[Element position data]
— BEGIN —

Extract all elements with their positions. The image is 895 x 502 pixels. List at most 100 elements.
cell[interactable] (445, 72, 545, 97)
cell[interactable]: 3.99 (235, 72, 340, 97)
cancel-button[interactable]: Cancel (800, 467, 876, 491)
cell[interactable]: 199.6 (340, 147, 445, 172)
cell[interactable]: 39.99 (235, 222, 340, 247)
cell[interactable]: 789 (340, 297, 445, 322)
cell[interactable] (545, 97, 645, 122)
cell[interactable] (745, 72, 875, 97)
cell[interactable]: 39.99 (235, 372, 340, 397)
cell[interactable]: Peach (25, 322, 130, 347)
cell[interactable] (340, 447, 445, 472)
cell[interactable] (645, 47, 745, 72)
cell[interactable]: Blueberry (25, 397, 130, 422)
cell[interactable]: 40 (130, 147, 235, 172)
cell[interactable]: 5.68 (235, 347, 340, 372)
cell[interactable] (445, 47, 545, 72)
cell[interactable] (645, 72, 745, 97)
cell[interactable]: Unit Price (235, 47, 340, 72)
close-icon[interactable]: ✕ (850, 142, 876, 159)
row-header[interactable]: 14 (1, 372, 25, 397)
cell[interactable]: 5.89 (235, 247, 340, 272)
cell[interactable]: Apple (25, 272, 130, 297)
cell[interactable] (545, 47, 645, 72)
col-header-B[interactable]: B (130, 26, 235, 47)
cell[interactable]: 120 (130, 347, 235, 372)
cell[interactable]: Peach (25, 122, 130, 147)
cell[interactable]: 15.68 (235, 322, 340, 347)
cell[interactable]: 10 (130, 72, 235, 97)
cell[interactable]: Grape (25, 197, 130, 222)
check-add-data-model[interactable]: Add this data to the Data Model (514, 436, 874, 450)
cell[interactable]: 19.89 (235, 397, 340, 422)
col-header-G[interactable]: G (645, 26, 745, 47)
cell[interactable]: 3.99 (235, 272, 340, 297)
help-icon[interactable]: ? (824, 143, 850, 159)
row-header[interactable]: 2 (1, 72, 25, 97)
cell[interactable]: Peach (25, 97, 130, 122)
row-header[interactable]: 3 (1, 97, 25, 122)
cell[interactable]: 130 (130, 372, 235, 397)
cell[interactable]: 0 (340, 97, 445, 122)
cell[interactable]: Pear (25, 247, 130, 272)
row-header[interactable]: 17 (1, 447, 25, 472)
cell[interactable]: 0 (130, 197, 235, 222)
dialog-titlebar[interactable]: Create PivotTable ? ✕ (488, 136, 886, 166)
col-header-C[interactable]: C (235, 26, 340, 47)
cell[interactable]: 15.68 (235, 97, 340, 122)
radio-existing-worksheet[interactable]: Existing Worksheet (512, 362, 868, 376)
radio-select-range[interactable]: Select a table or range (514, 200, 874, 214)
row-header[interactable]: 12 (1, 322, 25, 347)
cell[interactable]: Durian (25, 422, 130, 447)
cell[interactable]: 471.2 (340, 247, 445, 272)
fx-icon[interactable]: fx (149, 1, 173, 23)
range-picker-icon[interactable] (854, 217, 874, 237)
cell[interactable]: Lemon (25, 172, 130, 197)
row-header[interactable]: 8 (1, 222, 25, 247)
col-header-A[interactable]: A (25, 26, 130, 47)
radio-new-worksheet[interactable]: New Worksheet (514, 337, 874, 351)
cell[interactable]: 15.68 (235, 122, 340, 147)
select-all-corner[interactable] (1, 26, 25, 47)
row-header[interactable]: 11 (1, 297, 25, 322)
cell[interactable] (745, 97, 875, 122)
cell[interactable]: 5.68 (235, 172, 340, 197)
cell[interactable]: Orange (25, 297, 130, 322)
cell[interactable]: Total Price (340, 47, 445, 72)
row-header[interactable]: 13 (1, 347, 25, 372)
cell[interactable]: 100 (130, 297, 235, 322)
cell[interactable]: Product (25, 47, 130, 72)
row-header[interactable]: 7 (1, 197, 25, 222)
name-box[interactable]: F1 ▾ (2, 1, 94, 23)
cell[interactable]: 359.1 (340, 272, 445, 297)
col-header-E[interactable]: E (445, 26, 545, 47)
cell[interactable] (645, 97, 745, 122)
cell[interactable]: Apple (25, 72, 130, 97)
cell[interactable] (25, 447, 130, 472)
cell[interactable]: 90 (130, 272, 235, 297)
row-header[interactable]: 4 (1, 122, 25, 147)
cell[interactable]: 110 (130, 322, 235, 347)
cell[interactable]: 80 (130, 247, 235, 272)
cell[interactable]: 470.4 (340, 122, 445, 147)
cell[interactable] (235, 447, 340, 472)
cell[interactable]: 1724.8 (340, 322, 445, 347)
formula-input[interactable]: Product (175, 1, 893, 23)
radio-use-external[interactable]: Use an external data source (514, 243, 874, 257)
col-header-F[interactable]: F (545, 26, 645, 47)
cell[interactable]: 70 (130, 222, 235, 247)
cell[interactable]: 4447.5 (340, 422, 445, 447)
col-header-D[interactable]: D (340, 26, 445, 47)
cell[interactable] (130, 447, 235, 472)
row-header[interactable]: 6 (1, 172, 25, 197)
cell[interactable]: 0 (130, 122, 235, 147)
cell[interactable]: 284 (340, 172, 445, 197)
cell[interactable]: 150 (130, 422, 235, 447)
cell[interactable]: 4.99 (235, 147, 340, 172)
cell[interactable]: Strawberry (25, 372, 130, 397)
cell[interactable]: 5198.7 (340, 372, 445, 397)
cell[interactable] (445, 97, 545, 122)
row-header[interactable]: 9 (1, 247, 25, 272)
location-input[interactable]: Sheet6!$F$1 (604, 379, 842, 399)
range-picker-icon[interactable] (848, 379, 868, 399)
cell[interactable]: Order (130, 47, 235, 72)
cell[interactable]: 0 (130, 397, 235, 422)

— END —

Return every line of the records above word for word, with nothing changed or left out.

Extract all elements with their positions. The image is 895 x 502 pixels. List at most 100 elements.
cell[interactable] (445, 72, 545, 97)
cell[interactable]: 3.99 (235, 72, 340, 97)
cancel-button[interactable]: Cancel (800, 467, 876, 491)
cell[interactable]: 199.6 (340, 147, 445, 172)
cell[interactable]: 39.99 (235, 222, 340, 247)
cell[interactable]: 789 (340, 297, 445, 322)
cell[interactable] (545, 97, 645, 122)
cell[interactable] (745, 72, 875, 97)
cell[interactable]: 39.99 (235, 372, 340, 397)
cell[interactable]: Peach (25, 322, 130, 347)
cell[interactable] (340, 447, 445, 472)
cell[interactable] (645, 47, 745, 72)
cell[interactable]: Blueberry (25, 397, 130, 422)
cell[interactable]: 40 (130, 147, 235, 172)
cell[interactable]: 5.68 (235, 347, 340, 372)
cell[interactable] (445, 47, 545, 72)
cell[interactable] (645, 72, 745, 97)
cell[interactable]: Unit Price (235, 47, 340, 72)
close-icon[interactable]: ✕ (850, 142, 876, 159)
row-header[interactable]: 14 (1, 372, 25, 397)
cell[interactable]: 5.89 (235, 247, 340, 272)
cell[interactable]: Apple (25, 272, 130, 297)
cell[interactable] (545, 47, 645, 72)
col-header-B[interactable]: B (130, 26, 235, 47)
cell[interactable]: 120 (130, 347, 235, 372)
cell[interactable]: Peach (25, 122, 130, 147)
cell[interactable]: 15.68 (235, 322, 340, 347)
cell[interactable]: 10 (130, 72, 235, 97)
cell[interactable]: Grape (25, 197, 130, 222)
check-add-data-model[interactable]: Add this data to the Data Model (514, 436, 874, 450)
cell[interactable]: 19.89 (235, 397, 340, 422)
col-header-G[interactable]: G (645, 26, 745, 47)
cell[interactable]: 3.99 (235, 272, 340, 297)
help-icon[interactable]: ? (824, 143, 850, 159)
row-header[interactable]: 2 (1, 72, 25, 97)
cell[interactable]: Peach (25, 97, 130, 122)
row-header[interactable]: 3 (1, 97, 25, 122)
cell[interactable]: 130 (130, 372, 235, 397)
cell[interactable]: 0 (340, 97, 445, 122)
cell[interactable]: Pear (25, 247, 130, 272)
row-header[interactable]: 17 (1, 447, 25, 472)
cell[interactable]: 0 (130, 197, 235, 222)
dialog-titlebar[interactable]: Create PivotTable ? ✕ (488, 136, 886, 166)
col-header-C[interactable]: C (235, 26, 340, 47)
cell[interactable]: 15.68 (235, 97, 340, 122)
radio-existing-worksheet[interactable]: Existing Worksheet (512, 362, 868, 376)
radio-select-range[interactable]: Select a table or range (514, 200, 874, 214)
row-header[interactable]: 12 (1, 322, 25, 347)
cell[interactable]: Durian (25, 422, 130, 447)
cell[interactable]: 471.2 (340, 247, 445, 272)
fx-icon[interactable]: fx (149, 1, 173, 23)
range-picker-icon[interactable] (854, 217, 874, 237)
cell[interactable]: Lemon (25, 172, 130, 197)
row-header[interactable]: 8 (1, 222, 25, 247)
col-header-A[interactable]: A (25, 26, 130, 47)
radio-new-worksheet[interactable]: New Worksheet (514, 337, 874, 351)
cell[interactable]: 15.68 (235, 122, 340, 147)
select-all-corner[interactable] (1, 26, 25, 47)
row-header[interactable]: 11 (1, 297, 25, 322)
cell[interactable] (745, 97, 875, 122)
cell[interactable]: 5.68 (235, 172, 340, 197)
cell[interactable]: Orange (25, 297, 130, 322)
cell[interactable]: Total Price (340, 47, 445, 72)
row-header[interactable]: 13 (1, 347, 25, 372)
cell[interactable]: 100 (130, 297, 235, 322)
cell[interactable]: Product (25, 47, 130, 72)
row-header[interactable]: 7 (1, 197, 25, 222)
name-box[interactable]: F1 ▾ (2, 1, 94, 23)
cell[interactable]: 359.1 (340, 272, 445, 297)
col-header-E[interactable]: E (445, 26, 545, 47)
cell[interactable] (645, 97, 745, 122)
cell[interactable]: Apple (25, 72, 130, 97)
cell[interactable] (25, 447, 130, 472)
cell[interactable]: 90 (130, 272, 235, 297)
row-header[interactable]: 4 (1, 122, 25, 147)
cell[interactable]: 110 (130, 322, 235, 347)
cell[interactable]: 80 (130, 247, 235, 272)
cell[interactable]: 470.4 (340, 122, 445, 147)
cell[interactable] (235, 447, 340, 472)
cell[interactable]: 1724.8 (340, 322, 445, 347)
formula-input[interactable]: Product (175, 1, 893, 23)
radio-use-external[interactable]: Use an external data source (514, 243, 874, 257)
col-header-F[interactable]: F (545, 26, 645, 47)
cell[interactable]: 70 (130, 222, 235, 247)
cell[interactable]: 4447.5 (340, 422, 445, 447)
col-header-D[interactable]: D (340, 26, 445, 47)
cell[interactable] (130, 447, 235, 472)
row-header[interactable]: 6 (1, 172, 25, 197)
cell[interactable]: 0 (130, 122, 235, 147)
cell[interactable]: 284 (340, 172, 445, 197)
cell[interactable]: 150 (130, 422, 235, 447)
cell[interactable]: 4.99 (235, 147, 340, 172)
cell[interactable]: Strawberry (25, 372, 130, 397)
cell[interactable]: 5198.7 (340, 372, 445, 397)
cell[interactable] (445, 97, 545, 122)
row-header[interactable]: 9 (1, 247, 25, 272)
location-input[interactable]: Sheet6!$F$1 (604, 379, 842, 399)
range-picker-icon[interactable] (848, 379, 868, 399)
cell[interactable]: Order (130, 47, 235, 72)
cell[interactable]: 0 (130, 397, 235, 422)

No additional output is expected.